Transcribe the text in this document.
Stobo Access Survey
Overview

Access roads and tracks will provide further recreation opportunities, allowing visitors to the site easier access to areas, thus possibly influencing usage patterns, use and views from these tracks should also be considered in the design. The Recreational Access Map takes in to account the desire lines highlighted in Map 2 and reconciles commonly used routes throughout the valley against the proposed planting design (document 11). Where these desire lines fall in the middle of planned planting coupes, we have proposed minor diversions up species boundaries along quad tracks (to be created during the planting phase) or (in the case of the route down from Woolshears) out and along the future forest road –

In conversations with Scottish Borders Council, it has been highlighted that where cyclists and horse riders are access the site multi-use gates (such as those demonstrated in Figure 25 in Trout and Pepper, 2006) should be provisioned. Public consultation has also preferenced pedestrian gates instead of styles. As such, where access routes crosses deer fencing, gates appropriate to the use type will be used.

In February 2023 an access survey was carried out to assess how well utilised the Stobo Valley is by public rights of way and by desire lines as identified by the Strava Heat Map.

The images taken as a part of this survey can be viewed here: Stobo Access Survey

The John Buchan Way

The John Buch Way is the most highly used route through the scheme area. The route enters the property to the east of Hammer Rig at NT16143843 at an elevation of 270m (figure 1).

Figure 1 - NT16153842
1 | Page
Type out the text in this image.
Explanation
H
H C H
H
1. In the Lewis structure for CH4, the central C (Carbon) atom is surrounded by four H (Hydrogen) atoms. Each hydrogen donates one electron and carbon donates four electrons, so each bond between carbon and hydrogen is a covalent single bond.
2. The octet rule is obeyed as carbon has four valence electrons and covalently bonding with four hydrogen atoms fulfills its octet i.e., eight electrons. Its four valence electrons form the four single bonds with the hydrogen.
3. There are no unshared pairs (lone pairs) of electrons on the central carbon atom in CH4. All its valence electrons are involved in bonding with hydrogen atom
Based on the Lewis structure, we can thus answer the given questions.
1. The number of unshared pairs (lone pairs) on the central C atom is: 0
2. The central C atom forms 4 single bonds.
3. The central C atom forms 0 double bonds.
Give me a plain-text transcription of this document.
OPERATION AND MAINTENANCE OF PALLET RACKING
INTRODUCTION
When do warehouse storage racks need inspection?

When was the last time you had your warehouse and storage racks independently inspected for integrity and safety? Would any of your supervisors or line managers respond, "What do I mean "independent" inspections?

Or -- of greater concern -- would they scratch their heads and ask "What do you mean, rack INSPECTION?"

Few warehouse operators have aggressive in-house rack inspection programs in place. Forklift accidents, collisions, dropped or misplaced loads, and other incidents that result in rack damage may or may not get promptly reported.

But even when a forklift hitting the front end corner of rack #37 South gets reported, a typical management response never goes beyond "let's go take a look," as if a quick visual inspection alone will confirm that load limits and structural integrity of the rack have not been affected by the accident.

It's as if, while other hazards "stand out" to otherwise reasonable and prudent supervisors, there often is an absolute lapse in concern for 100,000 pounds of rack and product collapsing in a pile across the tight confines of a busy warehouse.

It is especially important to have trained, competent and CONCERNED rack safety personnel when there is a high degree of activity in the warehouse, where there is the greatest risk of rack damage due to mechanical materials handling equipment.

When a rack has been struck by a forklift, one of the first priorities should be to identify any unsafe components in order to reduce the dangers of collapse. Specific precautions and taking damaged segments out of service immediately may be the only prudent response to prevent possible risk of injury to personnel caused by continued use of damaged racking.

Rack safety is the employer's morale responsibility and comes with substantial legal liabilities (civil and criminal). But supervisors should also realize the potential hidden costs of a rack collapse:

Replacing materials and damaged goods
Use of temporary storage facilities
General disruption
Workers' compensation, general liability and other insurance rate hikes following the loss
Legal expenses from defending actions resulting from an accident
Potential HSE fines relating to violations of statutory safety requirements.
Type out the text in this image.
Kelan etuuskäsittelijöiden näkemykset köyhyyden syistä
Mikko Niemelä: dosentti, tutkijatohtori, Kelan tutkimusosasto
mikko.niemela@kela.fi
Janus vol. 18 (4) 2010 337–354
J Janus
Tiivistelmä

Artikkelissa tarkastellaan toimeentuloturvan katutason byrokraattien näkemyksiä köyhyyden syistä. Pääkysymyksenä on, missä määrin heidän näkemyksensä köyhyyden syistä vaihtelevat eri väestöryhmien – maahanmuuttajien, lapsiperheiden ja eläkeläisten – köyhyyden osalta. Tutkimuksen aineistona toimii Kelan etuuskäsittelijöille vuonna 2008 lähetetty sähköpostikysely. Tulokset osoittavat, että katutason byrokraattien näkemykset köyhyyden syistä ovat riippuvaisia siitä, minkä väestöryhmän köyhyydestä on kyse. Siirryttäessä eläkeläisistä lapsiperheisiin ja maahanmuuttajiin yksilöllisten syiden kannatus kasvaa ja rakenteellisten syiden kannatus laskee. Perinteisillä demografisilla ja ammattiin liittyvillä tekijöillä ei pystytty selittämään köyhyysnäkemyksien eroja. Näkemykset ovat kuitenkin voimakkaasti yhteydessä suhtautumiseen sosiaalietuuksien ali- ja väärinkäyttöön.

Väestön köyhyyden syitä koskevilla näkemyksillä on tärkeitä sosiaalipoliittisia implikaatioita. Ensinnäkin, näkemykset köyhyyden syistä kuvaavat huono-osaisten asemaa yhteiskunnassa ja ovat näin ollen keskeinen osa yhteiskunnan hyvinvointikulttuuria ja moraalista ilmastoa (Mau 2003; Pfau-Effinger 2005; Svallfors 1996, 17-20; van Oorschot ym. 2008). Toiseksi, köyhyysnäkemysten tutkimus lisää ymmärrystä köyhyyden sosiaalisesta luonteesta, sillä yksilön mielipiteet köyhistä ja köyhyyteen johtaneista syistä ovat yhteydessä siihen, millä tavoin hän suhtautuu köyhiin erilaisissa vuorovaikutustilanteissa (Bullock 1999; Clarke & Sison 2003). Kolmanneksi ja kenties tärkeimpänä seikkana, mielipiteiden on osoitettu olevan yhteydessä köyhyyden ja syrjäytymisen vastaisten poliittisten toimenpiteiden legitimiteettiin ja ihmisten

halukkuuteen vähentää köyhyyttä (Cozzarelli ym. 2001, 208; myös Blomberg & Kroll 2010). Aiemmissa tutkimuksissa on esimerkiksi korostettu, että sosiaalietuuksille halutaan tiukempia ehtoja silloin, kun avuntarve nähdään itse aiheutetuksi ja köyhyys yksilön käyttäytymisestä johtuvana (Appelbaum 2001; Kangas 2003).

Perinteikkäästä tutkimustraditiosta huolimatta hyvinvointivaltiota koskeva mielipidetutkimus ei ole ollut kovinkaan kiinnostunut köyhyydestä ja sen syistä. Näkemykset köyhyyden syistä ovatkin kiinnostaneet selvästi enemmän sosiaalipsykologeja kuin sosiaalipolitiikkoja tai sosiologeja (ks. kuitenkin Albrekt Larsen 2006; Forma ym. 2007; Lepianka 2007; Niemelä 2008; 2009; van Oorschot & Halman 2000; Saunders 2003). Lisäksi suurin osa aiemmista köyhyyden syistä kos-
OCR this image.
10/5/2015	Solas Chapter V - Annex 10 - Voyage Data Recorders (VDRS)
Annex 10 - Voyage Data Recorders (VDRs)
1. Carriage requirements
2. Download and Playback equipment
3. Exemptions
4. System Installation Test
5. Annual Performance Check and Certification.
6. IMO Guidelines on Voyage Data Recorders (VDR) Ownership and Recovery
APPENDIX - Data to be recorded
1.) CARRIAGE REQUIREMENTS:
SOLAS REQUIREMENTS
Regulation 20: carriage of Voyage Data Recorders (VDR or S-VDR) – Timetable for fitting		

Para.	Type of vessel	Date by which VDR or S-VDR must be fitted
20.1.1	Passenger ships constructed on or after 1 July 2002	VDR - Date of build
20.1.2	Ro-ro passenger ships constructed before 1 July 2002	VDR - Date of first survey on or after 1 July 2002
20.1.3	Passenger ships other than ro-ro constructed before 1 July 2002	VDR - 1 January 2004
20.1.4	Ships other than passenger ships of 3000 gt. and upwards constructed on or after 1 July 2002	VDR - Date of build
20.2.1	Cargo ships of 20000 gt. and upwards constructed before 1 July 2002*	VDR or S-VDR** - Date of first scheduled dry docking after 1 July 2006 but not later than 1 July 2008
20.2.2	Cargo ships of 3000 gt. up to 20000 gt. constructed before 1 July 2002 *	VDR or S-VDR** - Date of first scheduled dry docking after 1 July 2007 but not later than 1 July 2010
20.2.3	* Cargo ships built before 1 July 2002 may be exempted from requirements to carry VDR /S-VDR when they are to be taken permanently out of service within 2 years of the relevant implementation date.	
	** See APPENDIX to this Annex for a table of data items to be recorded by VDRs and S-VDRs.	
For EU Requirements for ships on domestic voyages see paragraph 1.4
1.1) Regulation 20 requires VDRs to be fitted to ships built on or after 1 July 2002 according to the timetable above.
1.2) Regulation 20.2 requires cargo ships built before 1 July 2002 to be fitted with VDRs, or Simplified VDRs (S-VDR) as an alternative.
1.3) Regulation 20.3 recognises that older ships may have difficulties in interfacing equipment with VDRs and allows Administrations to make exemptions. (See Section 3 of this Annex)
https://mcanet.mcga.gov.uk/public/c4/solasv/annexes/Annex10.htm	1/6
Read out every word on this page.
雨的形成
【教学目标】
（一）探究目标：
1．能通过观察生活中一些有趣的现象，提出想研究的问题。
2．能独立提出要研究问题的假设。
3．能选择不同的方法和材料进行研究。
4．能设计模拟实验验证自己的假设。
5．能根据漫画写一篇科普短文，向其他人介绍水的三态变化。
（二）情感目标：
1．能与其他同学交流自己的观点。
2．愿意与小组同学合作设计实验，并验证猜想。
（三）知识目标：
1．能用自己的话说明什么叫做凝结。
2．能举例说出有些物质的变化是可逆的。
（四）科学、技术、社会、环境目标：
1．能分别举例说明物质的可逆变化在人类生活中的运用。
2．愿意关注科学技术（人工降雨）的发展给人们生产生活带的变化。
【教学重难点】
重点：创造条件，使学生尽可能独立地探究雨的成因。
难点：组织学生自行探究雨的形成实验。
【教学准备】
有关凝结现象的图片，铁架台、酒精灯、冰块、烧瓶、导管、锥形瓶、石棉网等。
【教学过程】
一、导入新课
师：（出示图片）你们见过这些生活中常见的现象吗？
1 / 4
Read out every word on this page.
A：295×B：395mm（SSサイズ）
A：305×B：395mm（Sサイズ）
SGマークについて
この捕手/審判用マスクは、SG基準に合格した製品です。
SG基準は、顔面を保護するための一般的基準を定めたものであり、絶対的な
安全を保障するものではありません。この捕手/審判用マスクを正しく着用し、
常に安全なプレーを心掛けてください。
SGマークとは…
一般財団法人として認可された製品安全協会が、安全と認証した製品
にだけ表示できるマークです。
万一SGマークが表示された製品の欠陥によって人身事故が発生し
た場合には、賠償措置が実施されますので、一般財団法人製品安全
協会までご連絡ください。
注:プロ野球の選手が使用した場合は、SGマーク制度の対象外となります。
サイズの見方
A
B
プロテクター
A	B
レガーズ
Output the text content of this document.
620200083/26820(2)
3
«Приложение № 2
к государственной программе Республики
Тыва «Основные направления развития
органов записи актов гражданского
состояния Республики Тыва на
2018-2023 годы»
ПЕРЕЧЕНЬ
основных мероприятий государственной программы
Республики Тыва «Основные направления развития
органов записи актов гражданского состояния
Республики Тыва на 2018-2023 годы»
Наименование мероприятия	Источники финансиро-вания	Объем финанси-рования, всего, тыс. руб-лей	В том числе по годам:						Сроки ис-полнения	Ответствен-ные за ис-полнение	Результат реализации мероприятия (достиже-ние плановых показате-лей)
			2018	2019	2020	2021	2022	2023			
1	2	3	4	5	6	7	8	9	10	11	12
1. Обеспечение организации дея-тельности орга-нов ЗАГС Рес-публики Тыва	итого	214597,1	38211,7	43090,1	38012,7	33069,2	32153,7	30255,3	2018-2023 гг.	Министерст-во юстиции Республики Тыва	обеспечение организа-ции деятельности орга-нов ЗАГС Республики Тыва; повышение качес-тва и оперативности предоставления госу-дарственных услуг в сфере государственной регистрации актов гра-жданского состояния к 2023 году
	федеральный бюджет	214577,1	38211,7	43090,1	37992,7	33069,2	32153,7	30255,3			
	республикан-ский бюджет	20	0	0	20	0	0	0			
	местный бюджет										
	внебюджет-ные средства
------------------------------------------------------------------------
* [GIVEN INSTRUCTION]:
Write out every line from the entries where "July" appears.

* [RESPONSE]:
20.1.1	Passenger ships constructed on or after 1 July 2002	VDR - Date of build
20.1.2	Ro-ro passenger ships constructed before 1 July 2002	VDR - Date of first survey on or after 1 July 2002
20.1.3	Passenger ships other than ro-ro constructed before 1 July 2002	VDR - 1 January 2004
20.1.4	Ships other than passenger ships of 3000 gt. and upwards constructed on or after 1 July 2002	VDR - Date of build
20.2.1	Cargo ships of 20000 gt. and upwards constructed before 1 July 2002*	VDR or S-VDR** - Date of first scheduled dry docking after 1 July 2006 but not later than 1 July 2008
20.2.2	Cargo ships of 3000 gt. up to 20000 gt. constructed before 1 July 2002 *	VDR or S-VDR** - Date of first scheduled dry docking after 1 July 2007 but not later than 1 July 2010
20.2.3	* Cargo ships built before 1 July 2002 may be exempted from requirements to carry VDR /S-VDR when they are to be taken permanently out of service within 2 years of the relevant implementation date.	
1.1) Regulation 20 requires VDRs to be fitted to ships built on or after 1 July 2002 according to the timetable above.
1.2) Regulation 20.2 requires cargo ships built before 1 July 2002 to be fitted with VDRs, or Simplified VDRs (S-VDR) as an alternative.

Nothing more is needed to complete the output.